## The request
All of the material below is to be returned exactly.

[Dataset entries on figures]
* * * * * * *

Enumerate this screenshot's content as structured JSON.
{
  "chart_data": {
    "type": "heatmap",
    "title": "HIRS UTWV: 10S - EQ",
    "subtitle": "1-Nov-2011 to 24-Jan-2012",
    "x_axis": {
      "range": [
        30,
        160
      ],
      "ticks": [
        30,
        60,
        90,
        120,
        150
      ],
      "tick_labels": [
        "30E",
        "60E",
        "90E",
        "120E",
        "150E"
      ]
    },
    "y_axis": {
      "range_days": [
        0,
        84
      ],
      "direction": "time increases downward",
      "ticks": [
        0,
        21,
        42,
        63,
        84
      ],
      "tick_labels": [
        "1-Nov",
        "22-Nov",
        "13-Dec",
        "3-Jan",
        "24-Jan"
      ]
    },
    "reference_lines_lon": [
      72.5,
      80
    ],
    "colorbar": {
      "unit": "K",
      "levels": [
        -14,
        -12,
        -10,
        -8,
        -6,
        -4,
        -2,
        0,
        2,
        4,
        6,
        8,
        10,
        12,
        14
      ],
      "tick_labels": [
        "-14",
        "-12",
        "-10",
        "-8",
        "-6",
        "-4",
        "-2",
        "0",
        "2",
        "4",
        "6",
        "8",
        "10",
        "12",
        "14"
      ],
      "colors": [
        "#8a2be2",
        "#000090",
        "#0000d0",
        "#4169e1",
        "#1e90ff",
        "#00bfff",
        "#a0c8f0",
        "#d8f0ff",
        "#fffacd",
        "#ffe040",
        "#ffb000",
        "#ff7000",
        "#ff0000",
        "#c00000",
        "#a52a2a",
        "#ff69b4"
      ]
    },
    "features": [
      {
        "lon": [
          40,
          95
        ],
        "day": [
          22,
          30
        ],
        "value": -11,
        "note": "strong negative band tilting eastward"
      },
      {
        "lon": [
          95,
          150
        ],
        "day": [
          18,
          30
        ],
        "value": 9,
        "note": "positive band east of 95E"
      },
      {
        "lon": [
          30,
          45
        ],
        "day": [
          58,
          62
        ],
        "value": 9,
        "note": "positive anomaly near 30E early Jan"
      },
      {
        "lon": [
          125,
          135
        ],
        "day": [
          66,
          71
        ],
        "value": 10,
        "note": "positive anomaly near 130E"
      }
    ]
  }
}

* * * * * * *

## Result for this task
Enumerate this screenshot's content as structured JSON.
{
  "chart_data": {
    "type": "heatmap",
    "title": "HIRS UTWV: 10S - EQ",
    "subtitle": "1-Nov-2011 to 24-Jan-2012",
    "x_axis": {
      "range": [
        30,
        160
      ],
      "ticks": [
        30,
        60,
        90,
        120,
        150
      ],
      "tick_labels": [
        "30E",
        "60E",
        "90E",
        "120E",
        "150E"
      ]
    },
    "y_axis": {
      "range_days": [
        0,
        84
      ],
      "direction": "time increases downward",
      "ticks": [
        0,
        21,
        42,
        63,
        84
      ],
      "tick_labels": [
        "1-Nov",
        "22-Nov",
        "13-Dec",
        "3-Jan",
        "24-Jan"
      ]
    },
    "reference_lines_lon": [
      72.5,
      80
    ],
    "colorbar": {
      "unit": "K",
      "levels": [
        -14,
        -12,
        -10,
        -8,
        -6,
        -4,
        -2,
        0,
        2,
        4,
        6,
        8,
        10,
        12,
        14
      ],
      "tick_labels": [
        "-14",
        "-12",
        "-10",
        "-8",
        "-6",
        "-4",
        "-2",
        "0",
        "2",
        "4",
        "6",
        "8",
        "10",
        "12",
        "14"
      ],
      "colors": [
        "#8a2be2",
        "#000090",
        "#0000d0",
        "#4169e1",
        "#1e90ff",
        "#00bfff",
        "#a0c8f0",
        "#d8f0ff",
        "#fffacd",
        "#ffe040",
        "#ffb000",
        "#ff7000",
        "#ff0000",
        "#c00000",
        "#a52a2a",
        "#ff69b4"
      ]
    },
    "features": [
      {
        "lon": [
          40,
          95
        ],
        "day": [
          22,
          30
        ],
        "value": -11,
        "note": "strong negative band tilting eastward"
      },
      {
        "lon": [
          95,
          150
        ],
        "day": [
          18,
          30
        ],
        "value": 9,
        "note": "positive band east of 95E"
      },
      {
        "lon": [
          30,
          45
        ],
        "day": [
          58,
          62
        ],
        "value": 9,
        "note": "positive anomaly near 30E early Jan"
      },
      {
        "lon": [
          125,
          135
        ],
        "day": [
          66,
          71
        ],
        "value": 10,
        "note": "positive anomaly near 130E"
      }
    ]
  }
}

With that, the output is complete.